DIRECTIONS:
Change every "spec-row" to "table-row" in the lines below, from the first line through the line containing "spec-value-vi: Màu trắng [445, 336, 474, 344]", inclusive. Give only those lines, with nothing else altered.

(Records)
════════

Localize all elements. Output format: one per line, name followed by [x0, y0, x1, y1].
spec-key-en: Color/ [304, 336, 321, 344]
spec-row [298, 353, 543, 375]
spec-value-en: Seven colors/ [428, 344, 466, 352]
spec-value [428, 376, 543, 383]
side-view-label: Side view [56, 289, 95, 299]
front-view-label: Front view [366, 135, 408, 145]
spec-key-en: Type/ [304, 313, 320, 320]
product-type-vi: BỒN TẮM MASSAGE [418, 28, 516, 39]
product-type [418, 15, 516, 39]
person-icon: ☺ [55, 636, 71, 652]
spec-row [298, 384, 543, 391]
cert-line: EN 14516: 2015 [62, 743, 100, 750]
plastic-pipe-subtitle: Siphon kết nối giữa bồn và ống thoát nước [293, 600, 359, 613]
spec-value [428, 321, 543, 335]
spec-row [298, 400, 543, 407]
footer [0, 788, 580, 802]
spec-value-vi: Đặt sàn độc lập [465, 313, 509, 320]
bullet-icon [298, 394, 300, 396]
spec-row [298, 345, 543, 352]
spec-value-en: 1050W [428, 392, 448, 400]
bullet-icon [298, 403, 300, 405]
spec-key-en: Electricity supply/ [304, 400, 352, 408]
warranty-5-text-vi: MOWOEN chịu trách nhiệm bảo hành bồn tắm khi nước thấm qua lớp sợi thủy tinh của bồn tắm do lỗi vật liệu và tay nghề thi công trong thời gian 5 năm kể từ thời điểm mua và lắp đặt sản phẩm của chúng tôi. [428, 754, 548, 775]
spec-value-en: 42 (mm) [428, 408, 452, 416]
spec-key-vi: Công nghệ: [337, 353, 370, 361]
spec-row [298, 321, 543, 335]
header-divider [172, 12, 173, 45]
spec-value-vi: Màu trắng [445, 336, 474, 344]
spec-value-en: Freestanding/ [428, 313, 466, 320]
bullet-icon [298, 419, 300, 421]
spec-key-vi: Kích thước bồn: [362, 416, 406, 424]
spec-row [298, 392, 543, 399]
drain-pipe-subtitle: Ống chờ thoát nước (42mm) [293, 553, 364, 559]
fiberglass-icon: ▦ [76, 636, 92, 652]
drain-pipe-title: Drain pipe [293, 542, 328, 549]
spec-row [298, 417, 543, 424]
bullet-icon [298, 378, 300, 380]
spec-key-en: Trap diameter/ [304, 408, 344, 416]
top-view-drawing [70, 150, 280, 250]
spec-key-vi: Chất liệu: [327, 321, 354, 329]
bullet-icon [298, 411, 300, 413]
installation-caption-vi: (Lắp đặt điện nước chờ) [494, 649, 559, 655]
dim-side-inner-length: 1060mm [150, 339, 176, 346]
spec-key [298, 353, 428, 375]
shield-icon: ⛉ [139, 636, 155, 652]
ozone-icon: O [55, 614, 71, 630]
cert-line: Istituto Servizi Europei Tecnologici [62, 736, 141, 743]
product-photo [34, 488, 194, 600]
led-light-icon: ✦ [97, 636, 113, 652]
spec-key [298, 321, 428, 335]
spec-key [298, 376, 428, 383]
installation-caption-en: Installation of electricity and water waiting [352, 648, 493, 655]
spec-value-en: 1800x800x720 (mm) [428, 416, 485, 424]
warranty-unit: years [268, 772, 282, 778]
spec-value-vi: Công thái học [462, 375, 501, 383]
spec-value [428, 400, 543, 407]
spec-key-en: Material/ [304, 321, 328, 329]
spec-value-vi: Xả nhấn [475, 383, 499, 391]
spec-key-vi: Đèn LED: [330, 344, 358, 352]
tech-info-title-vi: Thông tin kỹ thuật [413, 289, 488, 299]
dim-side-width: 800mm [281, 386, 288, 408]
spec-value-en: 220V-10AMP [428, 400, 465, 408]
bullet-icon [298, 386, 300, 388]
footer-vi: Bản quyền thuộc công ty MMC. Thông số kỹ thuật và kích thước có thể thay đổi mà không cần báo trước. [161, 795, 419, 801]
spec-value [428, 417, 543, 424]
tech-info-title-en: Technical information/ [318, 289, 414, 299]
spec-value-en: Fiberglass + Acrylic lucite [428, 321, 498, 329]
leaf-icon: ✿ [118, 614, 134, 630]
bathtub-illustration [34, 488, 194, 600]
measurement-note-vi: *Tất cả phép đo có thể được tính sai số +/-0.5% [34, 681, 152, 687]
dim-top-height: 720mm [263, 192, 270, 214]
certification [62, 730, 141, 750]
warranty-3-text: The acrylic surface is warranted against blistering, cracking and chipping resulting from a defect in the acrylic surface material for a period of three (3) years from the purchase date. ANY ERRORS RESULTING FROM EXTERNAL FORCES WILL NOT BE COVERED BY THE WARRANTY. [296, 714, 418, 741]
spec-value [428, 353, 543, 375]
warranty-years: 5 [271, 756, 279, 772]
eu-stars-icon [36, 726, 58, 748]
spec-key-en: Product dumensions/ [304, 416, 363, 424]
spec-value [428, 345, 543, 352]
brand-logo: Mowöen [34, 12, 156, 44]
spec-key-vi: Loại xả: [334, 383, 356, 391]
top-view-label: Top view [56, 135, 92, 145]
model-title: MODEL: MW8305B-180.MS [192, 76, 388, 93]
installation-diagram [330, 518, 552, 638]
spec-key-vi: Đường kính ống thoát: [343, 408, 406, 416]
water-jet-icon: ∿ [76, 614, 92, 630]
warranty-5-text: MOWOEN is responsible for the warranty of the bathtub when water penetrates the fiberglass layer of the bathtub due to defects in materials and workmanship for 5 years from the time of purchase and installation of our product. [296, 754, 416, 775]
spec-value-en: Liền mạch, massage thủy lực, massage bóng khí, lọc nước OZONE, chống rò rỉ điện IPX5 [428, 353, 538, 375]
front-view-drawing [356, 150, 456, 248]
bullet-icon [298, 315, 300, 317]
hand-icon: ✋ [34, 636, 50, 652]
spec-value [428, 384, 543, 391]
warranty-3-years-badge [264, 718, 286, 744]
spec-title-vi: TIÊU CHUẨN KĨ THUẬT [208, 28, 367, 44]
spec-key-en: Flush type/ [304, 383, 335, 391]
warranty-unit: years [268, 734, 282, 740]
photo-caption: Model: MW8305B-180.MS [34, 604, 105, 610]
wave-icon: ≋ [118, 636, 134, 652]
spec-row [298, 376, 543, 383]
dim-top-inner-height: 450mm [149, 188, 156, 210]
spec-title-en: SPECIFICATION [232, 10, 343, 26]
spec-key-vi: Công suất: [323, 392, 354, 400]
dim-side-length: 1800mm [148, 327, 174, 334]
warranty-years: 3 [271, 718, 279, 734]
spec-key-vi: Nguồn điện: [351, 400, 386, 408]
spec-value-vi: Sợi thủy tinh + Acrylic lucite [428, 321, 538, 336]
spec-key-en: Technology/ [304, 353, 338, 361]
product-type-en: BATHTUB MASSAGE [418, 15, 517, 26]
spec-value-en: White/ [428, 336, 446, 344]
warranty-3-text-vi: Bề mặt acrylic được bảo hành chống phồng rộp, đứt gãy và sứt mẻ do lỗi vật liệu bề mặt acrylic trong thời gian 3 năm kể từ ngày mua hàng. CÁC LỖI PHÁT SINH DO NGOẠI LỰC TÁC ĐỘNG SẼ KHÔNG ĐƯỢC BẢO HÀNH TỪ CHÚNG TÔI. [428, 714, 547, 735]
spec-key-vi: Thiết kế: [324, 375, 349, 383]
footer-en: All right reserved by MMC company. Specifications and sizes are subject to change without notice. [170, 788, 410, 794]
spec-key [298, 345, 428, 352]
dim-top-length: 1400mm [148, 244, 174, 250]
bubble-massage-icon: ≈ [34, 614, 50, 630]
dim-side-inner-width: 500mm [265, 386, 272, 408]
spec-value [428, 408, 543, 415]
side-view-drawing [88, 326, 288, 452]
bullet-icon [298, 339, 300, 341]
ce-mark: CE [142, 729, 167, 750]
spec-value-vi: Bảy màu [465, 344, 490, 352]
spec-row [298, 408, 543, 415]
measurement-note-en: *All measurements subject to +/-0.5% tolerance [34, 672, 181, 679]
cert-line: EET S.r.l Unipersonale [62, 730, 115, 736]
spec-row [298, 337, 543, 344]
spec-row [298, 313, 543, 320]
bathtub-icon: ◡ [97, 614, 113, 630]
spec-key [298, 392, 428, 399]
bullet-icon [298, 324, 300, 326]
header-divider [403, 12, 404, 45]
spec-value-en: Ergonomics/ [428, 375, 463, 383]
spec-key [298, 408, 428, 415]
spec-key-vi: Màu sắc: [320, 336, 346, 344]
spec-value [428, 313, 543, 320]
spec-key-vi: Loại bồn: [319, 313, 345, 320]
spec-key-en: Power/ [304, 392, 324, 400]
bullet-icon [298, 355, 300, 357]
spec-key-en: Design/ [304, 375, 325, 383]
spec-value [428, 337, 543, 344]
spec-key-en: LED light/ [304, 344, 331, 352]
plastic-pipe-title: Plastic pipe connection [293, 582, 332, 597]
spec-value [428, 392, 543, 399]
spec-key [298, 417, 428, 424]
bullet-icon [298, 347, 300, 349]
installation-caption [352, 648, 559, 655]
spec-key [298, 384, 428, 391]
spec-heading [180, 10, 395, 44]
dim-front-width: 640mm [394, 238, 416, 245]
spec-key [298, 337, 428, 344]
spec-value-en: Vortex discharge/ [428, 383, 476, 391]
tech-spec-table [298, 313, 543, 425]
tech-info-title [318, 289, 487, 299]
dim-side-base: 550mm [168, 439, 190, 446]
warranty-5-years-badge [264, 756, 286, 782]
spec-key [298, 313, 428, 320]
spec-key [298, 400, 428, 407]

════════

WRITTEN ANSWER:
Localize all elements. Output format: one per line, name followed by [x0, y0, x1, y1].
spec-key-en: Color/ [304, 336, 321, 344]
table-row [298, 353, 543, 375]
spec-value-en: Seven colors/ [428, 344, 466, 352]
spec-value [428, 376, 543, 383]
side-view-label: Side view [56, 289, 95, 299]
front-view-label: Front view [366, 135, 408, 145]
spec-key-en: Type/ [304, 313, 320, 320]
product-type-vi: BỒN TẮM MASSAGE [418, 28, 516, 39]
product-type [418, 15, 516, 39]
person-icon: ☺ [55, 636, 71, 652]
table-row [298, 384, 543, 391]
cert-line: EN 14516: 2015 [62, 743, 100, 750]
plastic-pipe-subtitle: Siphon kết nối giữa bồn và ống thoát nước [293, 600, 359, 613]
spec-value [428, 321, 543, 335]
table-row [298, 400, 543, 407]
footer [0, 788, 580, 802]
spec-value-vi: Đặt sàn độc lập [465, 313, 509, 320]
bullet-icon [298, 394, 300, 396]
table-row [298, 345, 543, 352]
spec-value-en: 1050W [428, 392, 448, 400]
bullet-icon [298, 403, 300, 405]
spec-key-en: Electricity supply/ [304, 400, 352, 408]
warranty-5-text-vi: MOWOEN chịu trách nhiệm bảo hành bồn tắm khi nước thấm qua lớp sợi thủy tinh của bồn tắm do lỗi vật liệu và tay nghề thi công trong thời gian 5 năm kể từ thời điểm mua và lắp đặt sản phẩm của chúng tôi. [428, 754, 548, 775]
spec-value-en: 42 (mm) [428, 408, 452, 416]
spec-key-vi: Công nghệ: [337, 353, 370, 361]
table-row [298, 321, 543, 335]
header-divider [172, 12, 173, 45]
spec-value-vi: Màu trắng [445, 336, 474, 344]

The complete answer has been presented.